Give back each entry unchanged, minus pictures.
--- Start DATASET RECORDS ---
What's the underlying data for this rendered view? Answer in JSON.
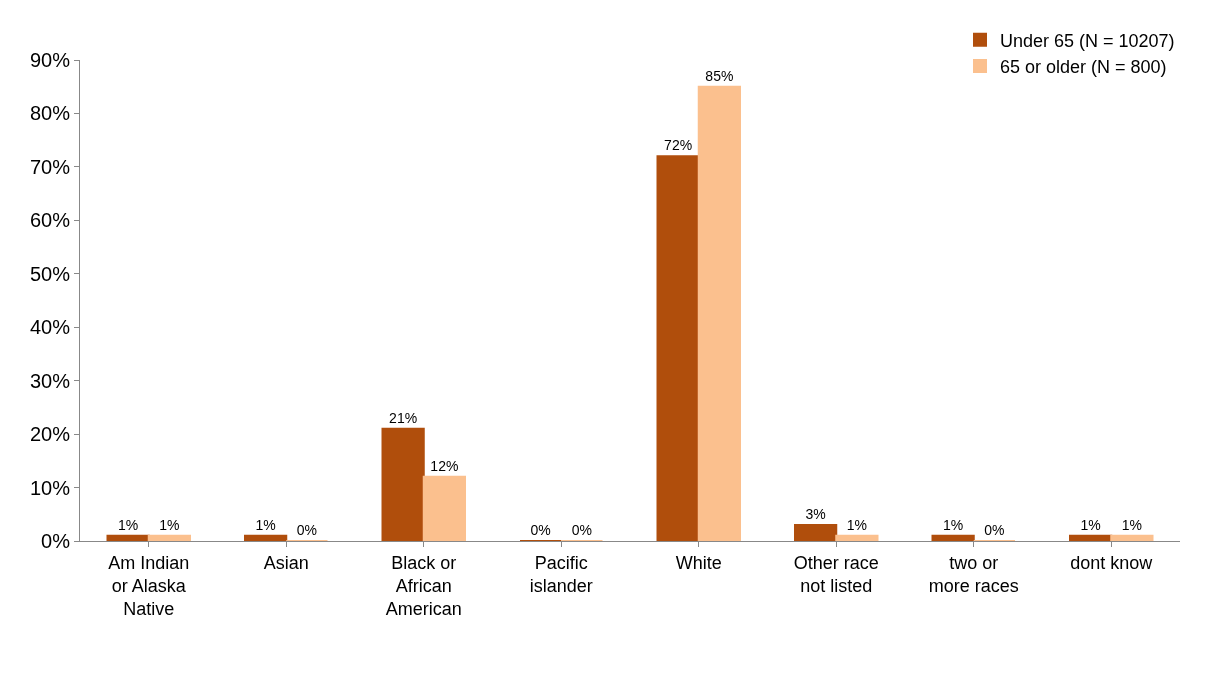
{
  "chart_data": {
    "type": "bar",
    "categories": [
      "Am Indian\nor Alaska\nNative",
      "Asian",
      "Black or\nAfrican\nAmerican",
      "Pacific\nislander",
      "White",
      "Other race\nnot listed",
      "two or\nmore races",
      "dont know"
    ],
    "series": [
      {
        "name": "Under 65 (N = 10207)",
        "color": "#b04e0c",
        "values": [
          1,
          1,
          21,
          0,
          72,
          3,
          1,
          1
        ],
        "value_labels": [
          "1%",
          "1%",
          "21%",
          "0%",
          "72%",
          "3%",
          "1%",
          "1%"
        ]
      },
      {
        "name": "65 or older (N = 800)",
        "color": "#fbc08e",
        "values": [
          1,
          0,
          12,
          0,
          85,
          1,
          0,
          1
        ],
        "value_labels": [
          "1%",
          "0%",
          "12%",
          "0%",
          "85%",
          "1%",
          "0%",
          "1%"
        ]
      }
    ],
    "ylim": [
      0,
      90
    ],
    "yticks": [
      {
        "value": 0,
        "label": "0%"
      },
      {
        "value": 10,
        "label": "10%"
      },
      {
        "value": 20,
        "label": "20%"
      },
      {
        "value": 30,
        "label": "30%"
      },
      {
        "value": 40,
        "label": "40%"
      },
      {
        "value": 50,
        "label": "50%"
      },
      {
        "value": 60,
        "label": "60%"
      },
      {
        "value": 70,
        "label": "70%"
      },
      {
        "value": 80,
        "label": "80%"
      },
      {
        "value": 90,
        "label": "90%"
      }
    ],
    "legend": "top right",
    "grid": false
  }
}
--- End DATASET RECORDS ---
:: EXERCISE SOLUTION ::
What's the underlying data for this rendered view? Answer in JSON.
{
  "chart_data": {
    "type": "bar",
    "categories": [
      "Am Indian\nor Alaska\nNative",
      "Asian",
      "Black or\nAfrican\nAmerican",
      "Pacific\nislander",
      "White",
      "Other race\nnot listed",
      "two or\nmore races",
      "dont know"
    ],
    "series": [
      {
        "name": "Under 65 (N = 10207)",
        "color": "#b04e0c",
        "values": [
          1,
          1,
          21,
          0,
          72,
          3,
          1,
          1
        ],
        "value_labels": [
          "1%",
          "1%",
          "21%",
          "0%",
          "72%",
          "3%",
          "1%",
          "1%"
        ]
      },
      {
        "name": "65 or older (N = 800)",
        "color": "#fbc08e",
        "values": [
          1,
          0,
          12,
          0,
          85,
          1,
          0,
          1
        ],
        "value_labels": [
          "1%",
          "0%",
          "12%",
          "0%",
          "85%",
          "1%",
          "0%",
          "1%"
        ]
      }
    ],
    "ylim": [
      0,
      90
    ],
    "yticks": [
      {
        "value": 0,
        "label": "0%"
      },
      {
        "value": 10,
        "label": "10%"
      },
      {
        "value": 20,
        "label": "20%"
      },
      {
        "value": 30,
        "label": "30%"
      },
      {
        "value": 40,
        "label": "40%"
      },
      {
        "value": 50,
        "label": "50%"
      },
      {
        "value": 60,
        "label": "60%"
      },
      {
        "value": 70,
        "label": "70%"
      },
      {
        "value": 80,
        "label": "80%"
      },
      {
        "value": 90,
        "label": "90%"
      }
    ],
    "legend": "top right",
    "grid": false
  }
}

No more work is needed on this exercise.